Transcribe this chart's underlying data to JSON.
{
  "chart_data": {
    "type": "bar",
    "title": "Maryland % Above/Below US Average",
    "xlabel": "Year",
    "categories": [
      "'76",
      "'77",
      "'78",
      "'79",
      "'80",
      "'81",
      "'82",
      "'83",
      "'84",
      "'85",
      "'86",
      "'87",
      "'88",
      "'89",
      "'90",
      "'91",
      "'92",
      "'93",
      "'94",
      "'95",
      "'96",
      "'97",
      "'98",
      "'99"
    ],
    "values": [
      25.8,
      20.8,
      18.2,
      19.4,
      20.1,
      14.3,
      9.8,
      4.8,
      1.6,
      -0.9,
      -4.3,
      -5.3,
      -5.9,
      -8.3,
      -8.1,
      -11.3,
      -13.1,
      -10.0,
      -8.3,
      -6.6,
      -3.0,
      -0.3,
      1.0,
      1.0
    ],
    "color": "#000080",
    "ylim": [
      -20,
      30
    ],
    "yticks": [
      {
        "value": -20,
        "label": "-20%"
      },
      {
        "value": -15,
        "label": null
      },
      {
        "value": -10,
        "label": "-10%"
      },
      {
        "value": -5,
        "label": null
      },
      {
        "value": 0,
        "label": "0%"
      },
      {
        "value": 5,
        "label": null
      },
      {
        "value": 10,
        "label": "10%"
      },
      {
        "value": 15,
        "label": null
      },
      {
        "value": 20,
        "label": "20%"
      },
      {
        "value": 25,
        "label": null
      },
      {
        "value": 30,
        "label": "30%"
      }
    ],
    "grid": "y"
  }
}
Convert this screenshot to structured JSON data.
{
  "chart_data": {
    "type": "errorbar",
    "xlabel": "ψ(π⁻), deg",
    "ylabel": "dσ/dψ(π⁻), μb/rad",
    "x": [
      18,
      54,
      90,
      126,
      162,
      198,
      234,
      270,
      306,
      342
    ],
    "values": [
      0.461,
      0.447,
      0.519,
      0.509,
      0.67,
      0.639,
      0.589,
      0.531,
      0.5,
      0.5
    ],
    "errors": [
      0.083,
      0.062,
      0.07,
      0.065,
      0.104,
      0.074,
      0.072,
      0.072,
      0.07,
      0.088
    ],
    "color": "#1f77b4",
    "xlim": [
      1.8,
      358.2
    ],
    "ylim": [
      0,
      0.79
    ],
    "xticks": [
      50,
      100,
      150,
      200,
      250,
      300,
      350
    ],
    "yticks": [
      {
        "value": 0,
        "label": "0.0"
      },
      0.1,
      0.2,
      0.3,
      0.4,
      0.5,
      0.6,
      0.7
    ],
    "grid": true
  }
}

# # # # # # #

Objective: Produce an exact copy of every entry above.

Solved problem:
Transcribe this chart's underlying data to JSON.
{
  "chart_data": {
    "type": "bar",
    "title": "Maryland % Above/Below US Average",
    "xlabel": "Year",
    "categories": [
      "'76",
      "'77",
      "'78",
      "'79",
      "'80",
      "'81",
      "'82",
      "'83",
      "'84",
      "'85",
      "'86",
      "'87",
      "'88",
      "'89",
      "'90",
      "'91",
      "'92",
      "'93",
      "'94",
      "'95",
      "'96",
      "'97",
      "'98",
      "'99"
    ],
    "values": [
      25.8,
      20.8,
      18.2,
      19.4,
      20.1,
      14.3,
      9.8,
      4.8,
      1.6,
      -0.9,
      -4.3,
      -5.3,
      -5.9,
      -8.3,
      -8.1,
      -11.3,
      -13.1,
      -10.0,
      -8.3,
      -6.6,
      -3.0,
      -0.3,
      1.0,
      1.0
    ],
    "color": "#000080",
    "ylim": [
      -20,
      30
    ],
    "yticks": [
      {
        "value": -20,
        "label": "-20%"
      },
      {
        "value": -15,
        "label": null
      },
      {
        "value": -10,
        "label": "-10%"
      },
      {
        "value": -5,
        "label": null
      },
      {
        "value": 0,
        "label": "0%"
      },
      {
        "value": 5,
        "label": null
      },
      {
        "value": 10,
        "label": "10%"
      },
      {
        "value": 15,
        "label": null
      },
      {
        "value": 20,
        "label": "20%"
      },
      {
        "value": 25,
        "label": null
      },
      {
        "value": 30,
        "label": "30%"
      }
    ],
    "grid": "y"
  }
}
Convert this screenshot to structured JSON data.
{
  "chart_data": {
    "type": "errorbar",
    "xlabel": "ψ(π⁻), deg",
    "ylabel": "dσ/dψ(π⁻), μb/rad",
    "x": [
      18,
      54,
      90,
      126,
      162,
      198,
      234,
      270,
      306,
      342
    ],
    "values": [
      0.461,
      0.447,
      0.519,
      0.509,
      0.67,
      0.639,
      0.589,
      0.531,
      0.5,
      0.5
    ],
    "errors": [
      0.083,
      0.062,
      0.07,
      0.065,
      0.104,
      0.074,
      0.072,
      0.072,
      0.07,
      0.088
    ],
    "color": "#1f77b4",
    "xlim": [
      1.8,
      358.2
    ],
    "ylim": [
      0,
      0.79
    ],
    "xticks": [
      50,
      100,
      150,
      200,
      250,
      300,
      350
    ],
    "yticks": [
      {
        "value": 0,
        "label": "0.0"
      },
      0.1,
      0.2,
      0.3,
      0.4,
      0.5,
      0.6,
      0.7
    ],
    "grid": true
  }
}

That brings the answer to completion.